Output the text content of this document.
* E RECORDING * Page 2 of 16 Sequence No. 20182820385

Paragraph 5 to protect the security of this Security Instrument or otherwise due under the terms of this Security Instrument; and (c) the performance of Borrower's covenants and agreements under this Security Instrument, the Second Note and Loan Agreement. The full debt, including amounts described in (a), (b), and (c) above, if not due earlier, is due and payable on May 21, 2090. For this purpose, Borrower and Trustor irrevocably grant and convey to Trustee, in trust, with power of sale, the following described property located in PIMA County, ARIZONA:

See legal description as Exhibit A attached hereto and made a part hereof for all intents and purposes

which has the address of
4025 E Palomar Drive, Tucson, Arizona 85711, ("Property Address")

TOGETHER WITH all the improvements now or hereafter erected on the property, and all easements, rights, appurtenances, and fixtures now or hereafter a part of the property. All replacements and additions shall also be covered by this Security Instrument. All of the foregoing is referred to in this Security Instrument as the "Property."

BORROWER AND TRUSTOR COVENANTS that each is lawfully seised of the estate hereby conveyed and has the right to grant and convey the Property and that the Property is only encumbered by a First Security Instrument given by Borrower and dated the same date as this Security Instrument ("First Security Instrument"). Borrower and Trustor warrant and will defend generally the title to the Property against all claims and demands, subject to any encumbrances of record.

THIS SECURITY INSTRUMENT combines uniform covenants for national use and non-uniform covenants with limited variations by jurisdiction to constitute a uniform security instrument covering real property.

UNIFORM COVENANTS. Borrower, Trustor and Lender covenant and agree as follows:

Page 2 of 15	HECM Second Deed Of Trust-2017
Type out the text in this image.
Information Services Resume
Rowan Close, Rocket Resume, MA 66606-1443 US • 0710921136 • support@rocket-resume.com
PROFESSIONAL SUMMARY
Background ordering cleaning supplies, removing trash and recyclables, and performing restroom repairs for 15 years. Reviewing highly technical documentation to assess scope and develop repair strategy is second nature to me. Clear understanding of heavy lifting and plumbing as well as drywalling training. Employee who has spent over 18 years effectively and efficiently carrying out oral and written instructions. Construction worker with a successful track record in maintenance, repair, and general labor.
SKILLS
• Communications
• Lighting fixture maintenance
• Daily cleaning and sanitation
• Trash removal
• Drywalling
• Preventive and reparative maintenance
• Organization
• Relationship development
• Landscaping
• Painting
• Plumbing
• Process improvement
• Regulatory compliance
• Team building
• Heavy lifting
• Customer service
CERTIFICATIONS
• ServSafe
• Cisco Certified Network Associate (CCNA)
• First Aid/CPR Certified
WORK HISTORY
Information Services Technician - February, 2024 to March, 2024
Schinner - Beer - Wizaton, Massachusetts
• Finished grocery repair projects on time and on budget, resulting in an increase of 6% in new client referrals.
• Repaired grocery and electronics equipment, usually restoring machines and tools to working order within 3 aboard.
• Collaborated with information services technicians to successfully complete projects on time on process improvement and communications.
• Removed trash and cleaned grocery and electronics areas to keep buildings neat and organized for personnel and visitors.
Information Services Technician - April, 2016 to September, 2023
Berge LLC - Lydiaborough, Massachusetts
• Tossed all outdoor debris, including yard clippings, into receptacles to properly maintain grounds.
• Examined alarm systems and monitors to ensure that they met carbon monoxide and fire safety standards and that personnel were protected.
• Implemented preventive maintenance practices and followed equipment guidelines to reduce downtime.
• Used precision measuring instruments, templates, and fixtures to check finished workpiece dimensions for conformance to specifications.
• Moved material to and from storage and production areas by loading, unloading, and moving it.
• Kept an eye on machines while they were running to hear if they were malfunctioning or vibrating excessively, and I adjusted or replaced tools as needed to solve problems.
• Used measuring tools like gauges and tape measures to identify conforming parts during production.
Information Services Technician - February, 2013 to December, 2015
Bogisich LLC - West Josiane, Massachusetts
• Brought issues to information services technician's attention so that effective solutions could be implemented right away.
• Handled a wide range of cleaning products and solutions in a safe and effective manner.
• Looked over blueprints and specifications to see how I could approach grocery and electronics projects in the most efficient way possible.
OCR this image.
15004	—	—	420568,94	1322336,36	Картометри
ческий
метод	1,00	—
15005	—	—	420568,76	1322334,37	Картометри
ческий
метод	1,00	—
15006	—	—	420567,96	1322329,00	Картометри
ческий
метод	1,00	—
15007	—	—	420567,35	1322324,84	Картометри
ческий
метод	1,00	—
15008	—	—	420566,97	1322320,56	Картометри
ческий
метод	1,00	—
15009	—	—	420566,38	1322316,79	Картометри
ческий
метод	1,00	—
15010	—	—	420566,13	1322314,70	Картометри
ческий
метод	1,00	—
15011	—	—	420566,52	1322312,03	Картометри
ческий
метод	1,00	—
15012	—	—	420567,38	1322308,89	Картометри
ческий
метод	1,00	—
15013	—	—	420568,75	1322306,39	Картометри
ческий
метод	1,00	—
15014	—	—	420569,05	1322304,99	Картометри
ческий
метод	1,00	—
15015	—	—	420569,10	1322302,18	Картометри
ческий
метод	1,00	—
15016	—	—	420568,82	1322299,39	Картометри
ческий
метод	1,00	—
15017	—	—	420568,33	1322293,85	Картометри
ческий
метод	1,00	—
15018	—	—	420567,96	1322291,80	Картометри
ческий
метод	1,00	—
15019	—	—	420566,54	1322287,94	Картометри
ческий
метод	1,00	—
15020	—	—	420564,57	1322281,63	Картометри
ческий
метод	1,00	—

----------------------------------------

> _REQUIREMENT_: Each entry must be reproduced verbatim.

> _WORKED ANSWER_:
Output the text content of this document.
* E RECORDING * Page 2 of 16 Sequence No. 20182820385

Paragraph 5 to protect the security of this Security Instrument or otherwise due under the terms of this Security Instrument; and (c) the performance of Borrower's covenants and agreements under this Security Instrument, the Second Note and Loan Agreement. The full debt, including amounts described in (a), (b), and (c) above, if not due earlier, is due and payable on May 21, 2090. For this purpose, Borrower and Trustor irrevocably grant and convey to Trustee, in trust, with power of sale, the following described property located in PIMA County, ARIZONA:

See legal description as Exhibit A attached hereto and made a part hereof for all intents and purposes

which has the address of
4025 E Palomar Drive, Tucson, Arizona 85711, ("Property Address")

TOGETHER WITH all the improvements now or hereafter erected on the property, and all easements, rights, appurtenances, and fixtures now or hereafter a part of the property. All replacements and additions shall also be covered by this Security Instrument. All of the foregoing is referred to in this Security Instrument as the "Property."

BORROWER AND TRUSTOR COVENANTS that each is lawfully seised of the estate hereby conveyed and has the right to grant and convey the Property and that the Property is only encumbered by a First Security Instrument given by Borrower and dated the same date as this Security Instrument ("First Security Instrument"). Borrower and Trustor warrant and will defend generally the title to the Property against all claims and demands, subject to any encumbrances of record.

THIS SECURITY INSTRUMENT combines uniform covenants for national use and non-uniform covenants with limited variations by jurisdiction to constitute a uniform security instrument covering real property.

UNIFORM COVENANTS. Borrower, Trustor and Lender covenant and agree as follows:

Page 2 of 15	HECM Second Deed Of Trust-2017
Type out the text in this image.
Information Services Resume
Rowan Close, Rocket Resume, MA 66606-1443 US • 0710921136 • support@rocket-resume.com
PROFESSIONAL SUMMARY
Background ordering cleaning supplies, removing trash and recyclables, and performing restroom repairs for 15 years. Reviewing highly technical documentation to assess scope and develop repair strategy is second nature to me. Clear understanding of heavy lifting and plumbing as well as drywalling training. Employee who has spent over 18 years effectively and efficiently carrying out oral and written instructions. Construction worker with a successful track record in maintenance, repair, and general labor.
SKILLS
• Communications
• Lighting fixture maintenance
• Daily cleaning and sanitation
• Trash removal
• Drywalling
• Preventive and reparative maintenance
• Organization
• Relationship development
• Landscaping
• Painting
• Plumbing
• Process improvement
• Regulatory compliance
• Team building
• Heavy lifting
• Customer service
CERTIFICATIONS
• ServSafe
• Cisco Certified Network Associate (CCNA)
• First Aid/CPR Certified
WORK HISTORY
Information Services Technician - February, 2024 to March, 2024
Schinner - Beer - Wizaton, Massachusetts
• Finished grocery repair projects on time and on budget, resulting in an increase of 6% in new client referrals.
• Repaired grocery and electronics equipment, usually restoring machines and tools to working order within 3 aboard.
• Collaborated with information services technicians to successfully complete projects on time on process improvement and communications.
• Removed trash and cleaned grocery and electronics areas to keep buildings neat and organized for personnel and visitors.
Information Services Technician - April, 2016 to September, 2023
Berge LLC - Lydiaborough, Massachusetts
• Tossed all outdoor debris, including yard clippings, into receptacles to properly maintain grounds.
• Examined alarm systems and monitors to ensure that they met carbon monoxide and fire safety standards and that personnel were protected.
• Implemented preventive maintenance practices and followed equipment guidelines to reduce downtime.
• Used precision measuring instruments, templates, and fixtures to check finished workpiece dimensions for conformance to specifications.
• Moved material to and from storage and production areas by loading, unloading, and moving it.
• Kept an eye on machines while they were running to hear if they were malfunctioning or vibrating excessively, and I adjusted or replaced tools as needed to solve problems.
• Used measuring tools like gauges and tape measures to identify conforming parts during production.
Information Services Technician - February, 2013 to December, 2015
Bogisich LLC - West Josiane, Massachusetts
• Brought issues to information services technician's attention so that effective solutions could be implemented right away.
• Handled a wide range of cleaning products and solutions in a safe and effective manner.
• Looked over blueprints and specifications to see how I could approach grocery and electronics projects in the most efficient way possible.
OCR this image.
15004	—	—	420568,94	1322336,36	Картометри
ческий
метод	1,00	—
15005	—	—	420568,76	1322334,37	Картометри
ческий
метод	1,00	—
15006	—	—	420567,96	1322329,00	Картометри
ческий
метод	1,00	—
15007	—	—	420567,35	1322324,84	Картометри
ческий
метод	1,00	—
15008	—	—	420566,97	1322320,56	Картометри
ческий
метод	1,00	—
15009	—	—	420566,38	1322316,79	Картометри
ческий
метод	1,00	—
15010	—	—	420566,13	1322314,70	Картометри
ческий
метод	1,00	—
15011	—	—	420566,52	1322312,03	Картометри
ческий
метод	1,00	—
15012	—	—	420567,38	1322308,89	Картометри
ческий
метод	1,00	—
15013	—	—	420568,75	1322306,39	Картометри
ческий
метод	1,00	—
15014	—	—	420569,05	1322304,99	Картометри
ческий
метод	1,00	—
15015	—	—	420569,10	1322302,18	Картометри
ческий
метод	1,00	—
15016	—	—	420568,82	1322299,39	Картометри
ческий
метод	1,00	—
15017	—	—	420568,33	1322293,85	Картометри
ческий
метод	1,00	—
15018	—	—	420567,96	1322291,80	Картометри
ческий
метод	1,00	—
15019	—	—	420566,54	1322287,94	Картометри
ческий
метод	1,00	—
15020	—	—	420564,57	1322281,63	Картометри
ческий
метод	1,00	—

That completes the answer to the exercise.